▶ **Extracted information**

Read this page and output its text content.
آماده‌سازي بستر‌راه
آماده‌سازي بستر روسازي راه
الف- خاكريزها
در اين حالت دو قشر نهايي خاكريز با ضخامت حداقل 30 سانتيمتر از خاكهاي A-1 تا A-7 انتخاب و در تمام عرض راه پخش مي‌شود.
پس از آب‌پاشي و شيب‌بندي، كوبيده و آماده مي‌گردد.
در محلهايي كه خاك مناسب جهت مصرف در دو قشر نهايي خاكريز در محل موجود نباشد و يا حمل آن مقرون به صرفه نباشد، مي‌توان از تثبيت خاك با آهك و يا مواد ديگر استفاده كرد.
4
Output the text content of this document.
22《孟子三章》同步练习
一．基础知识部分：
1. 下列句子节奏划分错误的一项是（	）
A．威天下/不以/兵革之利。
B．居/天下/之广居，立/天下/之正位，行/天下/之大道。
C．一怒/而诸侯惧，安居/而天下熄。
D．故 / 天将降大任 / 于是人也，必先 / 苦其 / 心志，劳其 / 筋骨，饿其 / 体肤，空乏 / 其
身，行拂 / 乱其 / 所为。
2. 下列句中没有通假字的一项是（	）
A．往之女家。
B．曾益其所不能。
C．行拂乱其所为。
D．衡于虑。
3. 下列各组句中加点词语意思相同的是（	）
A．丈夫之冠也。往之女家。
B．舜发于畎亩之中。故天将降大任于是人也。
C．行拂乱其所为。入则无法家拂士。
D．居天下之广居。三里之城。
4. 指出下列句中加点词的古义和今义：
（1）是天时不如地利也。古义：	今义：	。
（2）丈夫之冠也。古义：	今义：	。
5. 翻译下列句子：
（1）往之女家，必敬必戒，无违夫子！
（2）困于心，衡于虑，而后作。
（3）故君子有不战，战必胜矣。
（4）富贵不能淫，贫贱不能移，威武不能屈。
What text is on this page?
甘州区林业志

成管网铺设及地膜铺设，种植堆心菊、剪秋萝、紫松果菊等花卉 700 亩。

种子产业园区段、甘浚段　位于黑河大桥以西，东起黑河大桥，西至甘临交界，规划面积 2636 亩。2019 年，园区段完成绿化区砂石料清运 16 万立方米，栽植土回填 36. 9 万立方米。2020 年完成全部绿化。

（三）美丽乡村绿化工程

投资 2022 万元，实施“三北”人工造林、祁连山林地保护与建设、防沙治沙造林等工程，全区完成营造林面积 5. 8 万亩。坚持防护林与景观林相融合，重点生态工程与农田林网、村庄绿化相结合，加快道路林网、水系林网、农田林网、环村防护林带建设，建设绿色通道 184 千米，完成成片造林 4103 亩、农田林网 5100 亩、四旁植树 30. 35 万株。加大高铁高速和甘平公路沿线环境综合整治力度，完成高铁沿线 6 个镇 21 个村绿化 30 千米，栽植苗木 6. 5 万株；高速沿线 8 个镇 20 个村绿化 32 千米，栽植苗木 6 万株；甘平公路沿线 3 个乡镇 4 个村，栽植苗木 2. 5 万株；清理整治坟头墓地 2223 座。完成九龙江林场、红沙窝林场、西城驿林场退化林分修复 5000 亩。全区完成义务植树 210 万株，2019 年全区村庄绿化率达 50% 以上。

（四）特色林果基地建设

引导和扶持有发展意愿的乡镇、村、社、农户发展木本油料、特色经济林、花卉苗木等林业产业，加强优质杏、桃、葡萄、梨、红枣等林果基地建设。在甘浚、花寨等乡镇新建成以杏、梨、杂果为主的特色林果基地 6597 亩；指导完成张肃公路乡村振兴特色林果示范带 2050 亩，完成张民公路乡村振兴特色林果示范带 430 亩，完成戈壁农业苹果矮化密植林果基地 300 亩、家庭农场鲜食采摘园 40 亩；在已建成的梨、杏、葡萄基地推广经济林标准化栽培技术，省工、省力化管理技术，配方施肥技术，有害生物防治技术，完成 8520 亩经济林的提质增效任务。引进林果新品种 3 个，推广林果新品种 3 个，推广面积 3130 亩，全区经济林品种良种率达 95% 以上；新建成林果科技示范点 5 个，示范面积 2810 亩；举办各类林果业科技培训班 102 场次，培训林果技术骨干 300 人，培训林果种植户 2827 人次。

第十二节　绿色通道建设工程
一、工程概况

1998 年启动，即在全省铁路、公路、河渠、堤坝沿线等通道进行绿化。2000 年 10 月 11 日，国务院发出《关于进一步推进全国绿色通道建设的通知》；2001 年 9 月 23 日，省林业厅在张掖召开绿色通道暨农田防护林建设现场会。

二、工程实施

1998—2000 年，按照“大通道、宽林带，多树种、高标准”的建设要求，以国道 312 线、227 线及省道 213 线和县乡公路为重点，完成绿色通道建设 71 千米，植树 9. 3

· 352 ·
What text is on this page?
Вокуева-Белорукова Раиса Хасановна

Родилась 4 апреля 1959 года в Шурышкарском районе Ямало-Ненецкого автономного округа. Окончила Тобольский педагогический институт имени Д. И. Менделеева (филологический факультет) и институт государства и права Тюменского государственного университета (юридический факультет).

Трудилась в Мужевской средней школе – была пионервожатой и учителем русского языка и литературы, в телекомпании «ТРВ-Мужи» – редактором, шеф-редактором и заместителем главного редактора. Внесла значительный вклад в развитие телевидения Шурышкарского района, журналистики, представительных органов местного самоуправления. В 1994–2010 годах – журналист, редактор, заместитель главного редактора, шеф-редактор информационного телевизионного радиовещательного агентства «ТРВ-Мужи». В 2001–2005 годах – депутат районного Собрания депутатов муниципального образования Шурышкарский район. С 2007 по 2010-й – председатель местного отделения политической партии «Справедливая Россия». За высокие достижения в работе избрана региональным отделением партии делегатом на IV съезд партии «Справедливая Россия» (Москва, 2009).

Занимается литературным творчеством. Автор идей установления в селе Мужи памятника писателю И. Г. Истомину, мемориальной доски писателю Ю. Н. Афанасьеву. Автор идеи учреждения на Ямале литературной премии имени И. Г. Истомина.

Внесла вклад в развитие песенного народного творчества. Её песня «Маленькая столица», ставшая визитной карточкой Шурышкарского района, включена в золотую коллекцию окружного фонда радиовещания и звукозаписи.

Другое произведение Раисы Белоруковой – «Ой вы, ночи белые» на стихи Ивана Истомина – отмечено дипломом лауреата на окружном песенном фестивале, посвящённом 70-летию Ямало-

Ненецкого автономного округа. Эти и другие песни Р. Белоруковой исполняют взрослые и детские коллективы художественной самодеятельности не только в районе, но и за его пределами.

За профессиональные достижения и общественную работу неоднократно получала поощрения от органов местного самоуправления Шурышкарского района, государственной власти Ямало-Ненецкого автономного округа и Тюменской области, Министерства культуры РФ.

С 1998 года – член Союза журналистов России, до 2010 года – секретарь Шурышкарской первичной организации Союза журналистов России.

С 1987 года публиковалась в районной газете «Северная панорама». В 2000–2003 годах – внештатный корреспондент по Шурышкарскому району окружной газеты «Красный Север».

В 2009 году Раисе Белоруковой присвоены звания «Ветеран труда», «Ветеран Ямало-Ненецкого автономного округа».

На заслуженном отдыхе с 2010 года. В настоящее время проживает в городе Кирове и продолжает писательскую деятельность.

▶ **The task**
The full set of records should be duplicated exactly.

▶ **Response**
Read this page and output its text content.
آماده‌سازي بستر‌راه
آماده‌سازي بستر روسازي راه
الف- خاكريزها
در اين حالت دو قشر نهايي خاكريز با ضخامت حداقل 30 سانتيمتر از خاكهاي A-1 تا A-7 انتخاب و در تمام عرض راه پخش مي‌شود.
پس از آب‌پاشي و شيب‌بندي، كوبيده و آماده مي‌گردد.
در محلهايي كه خاك مناسب جهت مصرف در دو قشر نهايي خاكريز در محل موجود نباشد و يا حمل آن مقرون به صرفه نباشد، مي‌توان از تثبيت خاك با آهك و يا مواد ديگر استفاده كرد.
4
Output the text content of this document.
22《孟子三章》同步练习
一．基础知识部分：
1. 下列句子节奏划分错误的一项是（	）
A．威天下/不以/兵革之利。
B．居/天下/之广居，立/天下/之正位，行/天下/之大道。
C．一怒/而诸侯惧，安居/而天下熄。
D．故 / 天将降大任 / 于是人也，必先 / 苦其 / 心志，劳其 / 筋骨，饿其 / 体肤，空乏 / 其
身，行拂 / 乱其 / 所为。
2. 下列句中没有通假字的一项是（	）
A．往之女家。
B．曾益其所不能。
C．行拂乱其所为。
D．衡于虑。
3. 下列各组句中加点词语意思相同的是（	）
A．丈夫之冠也。往之女家。
B．舜发于畎亩之中。故天将降大任于是人也。
C．行拂乱其所为。入则无法家拂士。
D．居天下之广居。三里之城。
4. 指出下列句中加点词的古义和今义：
（1）是天时不如地利也。古义：	今义：	。
（2）丈夫之冠也。古义：	今义：	。
5. 翻译下列句子：
（1）往之女家，必敬必戒，无违夫子！
（2）困于心，衡于虑，而后作。
（3）故君子有不战，战必胜矣。
（4）富贵不能淫，贫贱不能移，威武不能屈。
What text is on this page?
甘州区林业志

成管网铺设及地膜铺设，种植堆心菊、剪秋萝、紫松果菊等花卉 700 亩。

种子产业园区段、甘浚段　位于黑河大桥以西，东起黑河大桥，西至甘临交界，规划面积 2636 亩。2019 年，园区段完成绿化区砂石料清运 16 万立方米，栽植土回填 36. 9 万立方米。2020 年完成全部绿化。

（三）美丽乡村绿化工程

投资 2022 万元，实施“三北”人工造林、祁连山林地保护与建设、防沙治沙造林等工程，全区完成营造林面积 5. 8 万亩。坚持防护林与景观林相融合，重点生态工程与农田林网、村庄绿化相结合，加快道路林网、水系林网、农田林网、环村防护林带建设，建设绿色通道 184 千米，完成成片造林 4103 亩、农田林网 5100 亩、四旁植树 30. 35 万株。加大高铁高速和甘平公路沿线环境综合整治力度，完成高铁沿线 6 个镇 21 个村绿化 30 千米，栽植苗木 6. 5 万株；高速沿线 8 个镇 20 个村绿化 32 千米，栽植苗木 6 万株；甘平公路沿线 3 个乡镇 4 个村，栽植苗木 2. 5 万株；清理整治坟头墓地 2223 座。完成九龙江林场、红沙窝林场、西城驿林场退化林分修复 5000 亩。全区完成义务植树 210 万株，2019 年全区村庄绿化率达 50% 以上。

（四）特色林果基地建设

引导和扶持有发展意愿的乡镇、村、社、农户发展木本油料、特色经济林、花卉苗木等林业产业，加强优质杏、桃、葡萄、梨、红枣等林果基地建设。在甘浚、花寨等乡镇新建成以杏、梨、杂果为主的特色林果基地 6597 亩；指导完成张肃公路乡村振兴特色林果示范带 2050 亩，完成张民公路乡村振兴特色林果示范带 430 亩，完成戈壁农业苹果矮化密植林果基地 300 亩、家庭农场鲜食采摘园 40 亩；在已建成的梨、杏、葡萄基地推广经济林标准化栽培技术，省工、省力化管理技术，配方施肥技术，有害生物防治技术，完成 8520 亩经济林的提质增效任务。引进林果新品种 3 个，推广林果新品种 3 个，推广面积 3130 亩，全区经济林品种良种率达 95% 以上；新建成林果科技示范点 5 个，示范面积 2810 亩；举办各类林果业科技培训班 102 场次，培训林果技术骨干 300 人，培训林果种植户 2827 人次。

第十二节　绿色通道建设工程
一、工程概况

1998 年启动，即在全省铁路、公路、河渠、堤坝沿线等通道进行绿化。2000 年 10 月 11 日，国务院发出《关于进一步推进全国绿色通道建设的通知》；2001 年 9 月 23 日，省林业厅在张掖召开绿色通道暨农田防护林建设现场会。

二、工程实施

1998—2000 年，按照“大通道、宽林带，多树种、高标准”的建设要求，以国道 312 线、227 线及省道 213 线和县乡公路为重点，完成绿色通道建设 71 千米，植树 9. 3

· 352 ·
What text is on this page?
Вокуева-Белорукова Раиса Хасановна

Родилась 4 апреля 1959 года в Шурышкарском районе Ямало-Ненецкого автономного округа. Окончила Тобольский педагогический институт имени Д. И. Менделеева (филологический факультет) и институт государства и права Тюменского государственного университета (юридический факультет).

Трудилась в Мужевской средней школе – была пионервожатой и учителем русского языка и литературы, в телекомпании «ТРВ-Мужи» – редактором, шеф-редактором и заместителем главного редактора. Внесла значительный вклад в развитие телевидения Шурышкарского района, журналистики, представительных органов местного самоуправления. В 1994–2010 годах – журналист, редактор, заместитель главного редактора, шеф-редактор информационного телевизионного радиовещательного агентства «ТРВ-Мужи». В 2001–2005 годах – депутат районного Собрания депутатов муниципального образования Шурышкарский район. С 2007 по 2010-й – председатель местного отделения политической партии «Справедливая Россия». За высокие достижения в работе избрана региональным отделением партии делегатом на IV съезд партии «Справедливая Россия» (Москва, 2009).

Занимается литературным творчеством. Автор идей установления в селе Мужи памятника писателю И. Г. Истомину, мемориальной доски писателю Ю. Н. Афанасьеву. Автор идеи учреждения на Ямале литературной премии имени И. Г. Истомина.

Внесла вклад в развитие песенного народного творчества. Её песня «Маленькая столица», ставшая визитной карточкой Шурышкарского района, включена в золотую коллекцию окружного фонда радиовещания и звукозаписи.

Другое произведение Раисы Белоруковой – «Ой вы, ночи белые» на стихи Ивана Истомина – отмечено дипломом лауреата на окружном песенном фестивале, посвящённом 70-летию Ямало-

Ненецкого автономного округа. Эти и другие песни Р. Белоруковой исполняют взрослые и детские коллективы художественной самодеятельности не только в районе, но и за его пределами.

За профессиональные достижения и общественную работу неоднократно получала поощрения от органов местного самоуправления Шурышкарского района, государственной власти Ямало-Ненецкого автономного округа и Тюменской области, Министерства культуры РФ.

С 1998 года – член Союза журналистов России, до 2010 года – секретарь Шурышкарской первичной организации Союза журналистов России.

С 1987 года публиковалась в районной газете «Северная панорама». В 2000–2003 годах – внештатный корреспондент по Шурышкарскому району окружной газеты «Красный Север».

В 2009 году Раисе Белоруковой присвоены звания «Ветеран труда», «Ветеран Ямало-Ненецкого автономного округа».

На заслуженном отдыхе с 2010 года. В настоящее время проживает в городе Кирове и продолжает писательскую деятельность.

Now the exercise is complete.